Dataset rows
☆ ☆ ☆ ☆

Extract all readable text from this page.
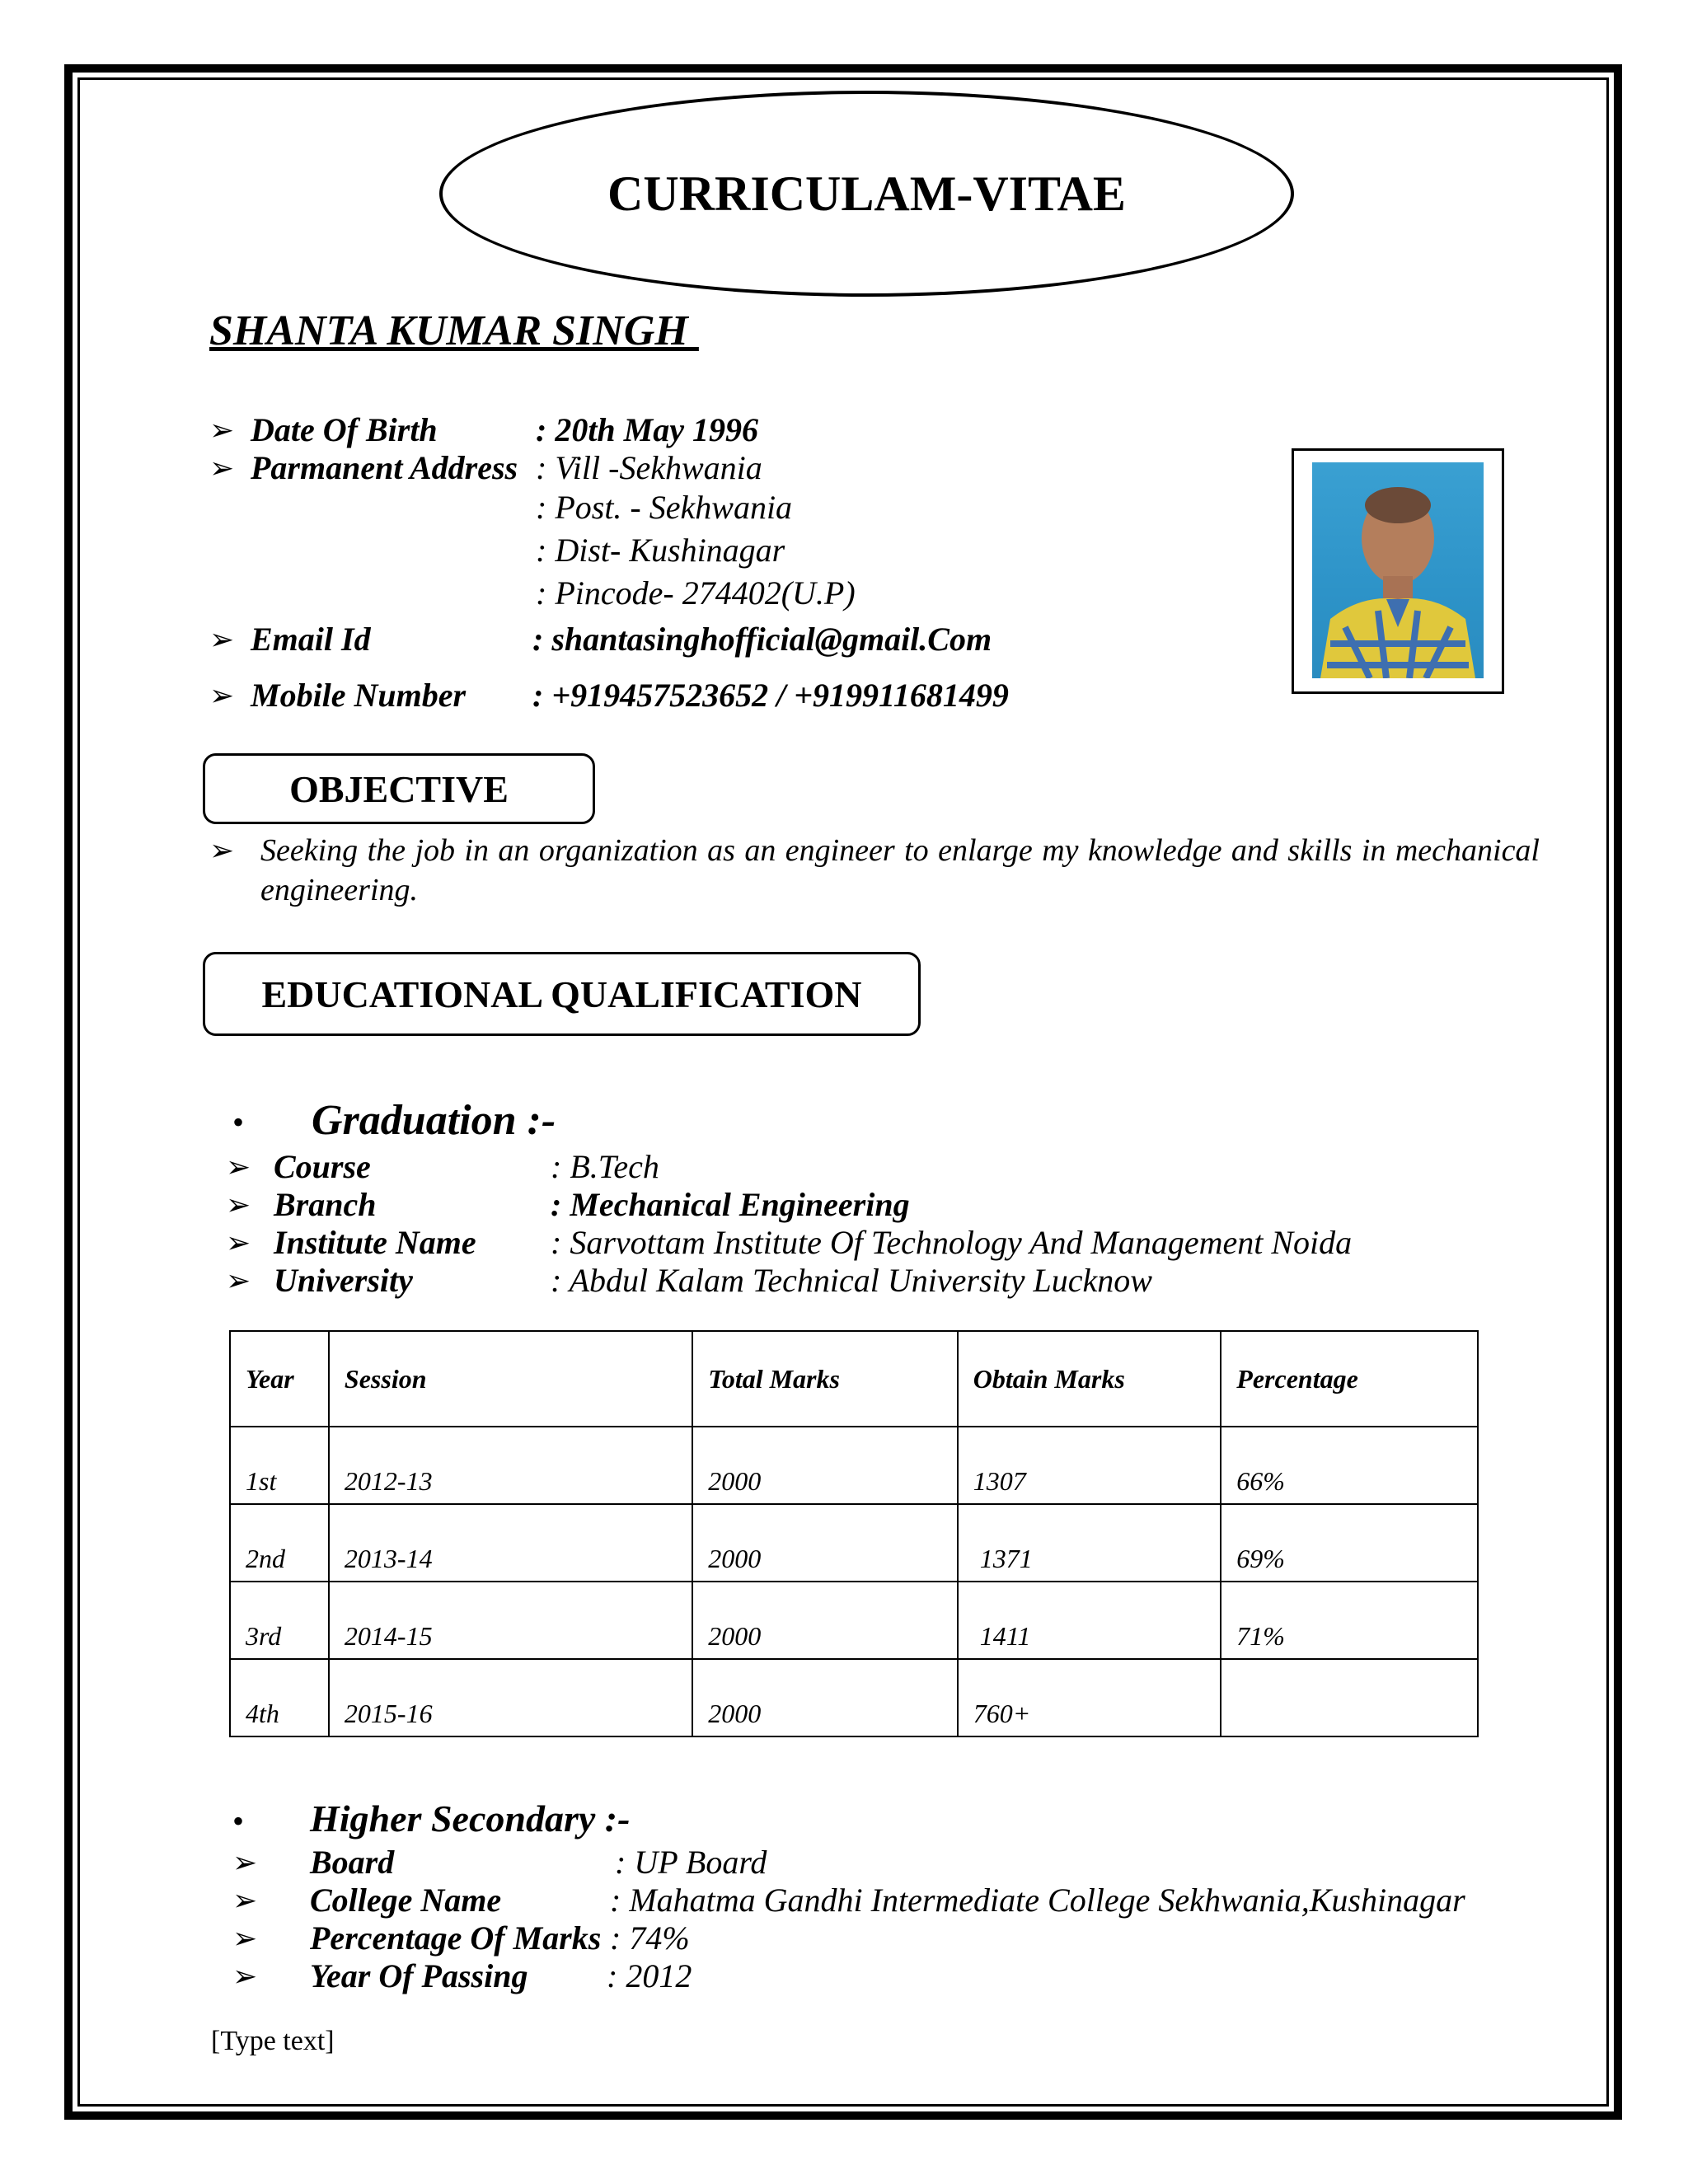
CURRICULAM-VITAE
SHANTA KUMAR SINGH
➢ Date Of Birth	: 20th May 1996
➢ Parmanent Address : Vill -Sekhwania
: Post. - Sekhwania
: Dist- Kushinagar
: Pincode- 274402(U.P)
➢ Email Id	: shantasinghofficial@gmail.Com
➢ Mobile Number : +919457523652 / +919911681499
OBJECTIVE
➢ Seeking the job in an organization as an engineer to enlarge my knowledge and skills in mechanical engineering.
EDUCATIONAL QUALIFICATION
• Graduation :-
➢ Course	: B.Tech
➢ Branch	: Mechanical Engineering
➢ Institute Name : Sarvottam Institute Of Technology And Management Noida
➢ University	: Abdul Kalam Technical University Lucknow
Year	Session	Total Marks	Obtain Marks	Percentage
1st	2012-13	2000	1307	66%
2nd	2013-14	2000	1371	69%
3rd	2014-15	2000	1411	71%
4th	2015-16	2000	760+	
• Higher Secondary :-
➢ Board	: UP Board
➢ College Name	: Mahatma Gandhi Intermediate College Sekhwania,Kushinagar
➢ Percentage Of Marks : 74%
➢ Year Of Passing : 2012
[Type text]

☆ ☆ ☆ ☆

### Short problem
Reproduce the whole listing above word for word, but not its pictures.

### Answer to the exercise
Extract all readable text from this page.
CURRICULAM-VITAE
SHANTA KUMAR SINGH
➢ Date Of Birth	: 20th May 1996
➢ Parmanent Address : Vill -Sekhwania
: Post. - Sekhwania
: Dist- Kushinagar
: Pincode- 274402(U.P)
➢ Email Id	: shantasinghofficial@gmail.Com
➢ Mobile Number : +919457523652 / +919911681499
OBJECTIVE
➢ Seeking the job in an organization as an engineer to enlarge my knowledge and skills in mechanical engineering.
EDUCATIONAL QUALIFICATION
• Graduation :-
➢ Course	: B.Tech
➢ Branch	: Mechanical Engineering
➢ Institute Name : Sarvottam Institute Of Technology And Management Noida
➢ University	: Abdul Kalam Technical University Lucknow
Year	Session	Total Marks	Obtain Marks	Percentage
1st	2012-13	2000	1307	66%
2nd	2013-14	2000	1371	69%
3rd	2014-15	2000	1411	71%
4th	2015-16	2000	760+	
• Higher Secondary :-
➢ Board	: UP Board
➢ College Name	: Mahatma Gandhi Intermediate College Sekhwania,Kushinagar
➢ Percentage Of Marks : 74%
➢ Year Of Passing : 2012
[Type text]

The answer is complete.